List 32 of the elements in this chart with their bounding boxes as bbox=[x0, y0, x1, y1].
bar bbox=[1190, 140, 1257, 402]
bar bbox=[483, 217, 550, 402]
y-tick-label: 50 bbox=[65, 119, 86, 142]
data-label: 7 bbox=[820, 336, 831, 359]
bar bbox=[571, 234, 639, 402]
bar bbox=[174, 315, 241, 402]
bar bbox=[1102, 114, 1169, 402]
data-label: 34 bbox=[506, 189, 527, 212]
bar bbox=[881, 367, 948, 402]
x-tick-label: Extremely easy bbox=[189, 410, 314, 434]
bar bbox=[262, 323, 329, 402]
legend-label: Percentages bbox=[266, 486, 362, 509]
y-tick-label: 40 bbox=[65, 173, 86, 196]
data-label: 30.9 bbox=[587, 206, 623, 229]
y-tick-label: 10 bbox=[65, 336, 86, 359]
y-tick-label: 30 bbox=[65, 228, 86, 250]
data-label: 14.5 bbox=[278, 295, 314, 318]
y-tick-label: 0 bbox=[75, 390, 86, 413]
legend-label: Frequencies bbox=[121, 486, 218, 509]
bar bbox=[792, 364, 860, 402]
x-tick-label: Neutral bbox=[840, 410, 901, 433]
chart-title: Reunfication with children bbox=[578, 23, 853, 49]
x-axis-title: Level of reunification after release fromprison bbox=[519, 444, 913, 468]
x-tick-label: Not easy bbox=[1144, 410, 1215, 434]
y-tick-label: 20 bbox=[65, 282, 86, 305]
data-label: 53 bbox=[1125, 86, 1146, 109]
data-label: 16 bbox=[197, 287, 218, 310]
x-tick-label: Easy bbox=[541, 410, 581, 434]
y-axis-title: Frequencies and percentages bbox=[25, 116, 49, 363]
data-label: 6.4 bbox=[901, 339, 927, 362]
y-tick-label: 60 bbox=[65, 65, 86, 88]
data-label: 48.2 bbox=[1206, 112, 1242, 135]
__________________________________________________
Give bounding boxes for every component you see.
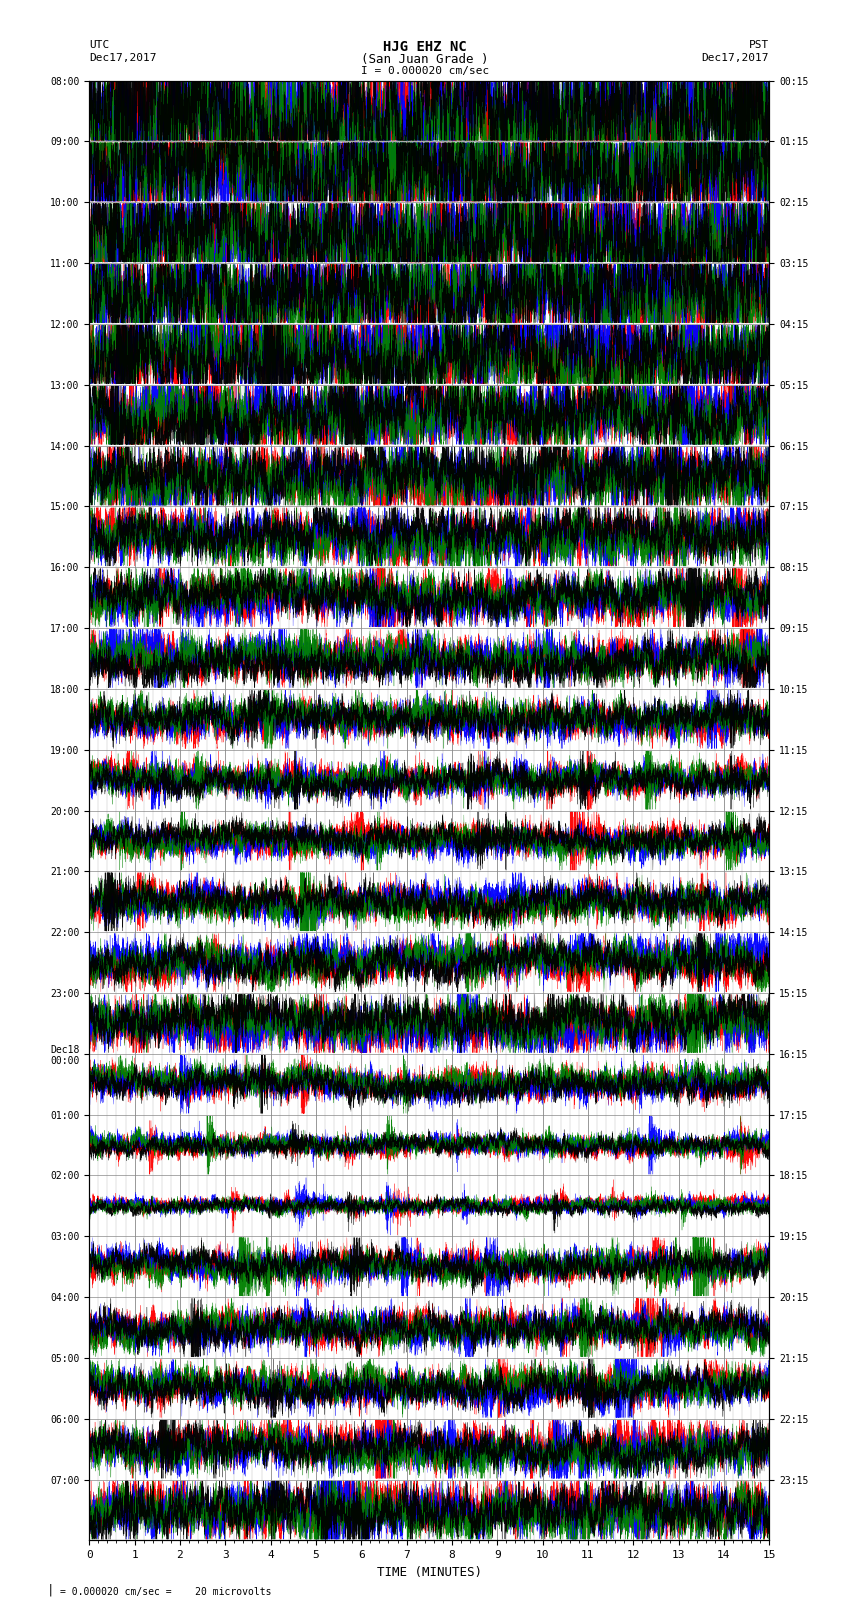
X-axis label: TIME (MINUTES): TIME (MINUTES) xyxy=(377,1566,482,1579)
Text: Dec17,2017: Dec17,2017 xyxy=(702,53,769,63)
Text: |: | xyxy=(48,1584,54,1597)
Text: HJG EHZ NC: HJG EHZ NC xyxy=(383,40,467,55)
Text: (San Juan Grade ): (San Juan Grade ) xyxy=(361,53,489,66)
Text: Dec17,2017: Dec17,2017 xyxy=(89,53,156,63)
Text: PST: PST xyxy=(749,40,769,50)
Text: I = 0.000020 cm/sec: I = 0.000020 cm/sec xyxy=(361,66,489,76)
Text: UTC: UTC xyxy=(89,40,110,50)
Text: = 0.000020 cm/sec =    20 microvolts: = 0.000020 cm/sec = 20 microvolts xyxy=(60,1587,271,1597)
__________________________________________________
→ Instructions for the task: Please output the listing again without changes, starting with the line that contains "X-axis label: TIME" and going on through the line that contains "Text: = 0.000020", both included.

→ Task response:
X-axis label: TIME (MINUTES): TIME (MINUTES) xyxy=(377,1566,482,1579)
Text: Dec17,2017: Dec17,2017 xyxy=(702,53,769,63)
Text: |: | xyxy=(48,1584,54,1597)
Text: HJG EHZ NC: HJG EHZ NC xyxy=(383,40,467,55)
Text: (San Juan Grade ): (San Juan Grade ) xyxy=(361,53,489,66)
Text: Dec17,2017: Dec17,2017 xyxy=(89,53,156,63)
Text: PST: PST xyxy=(749,40,769,50)
Text: I = 0.000020 cm/sec: I = 0.000020 cm/sec xyxy=(361,66,489,76)
Text: UTC: UTC xyxy=(89,40,110,50)
Text: = 0.000020 cm/sec =    20 microvolts: = 0.000020 cm/sec = 20 microvolts xyxy=(60,1587,271,1597)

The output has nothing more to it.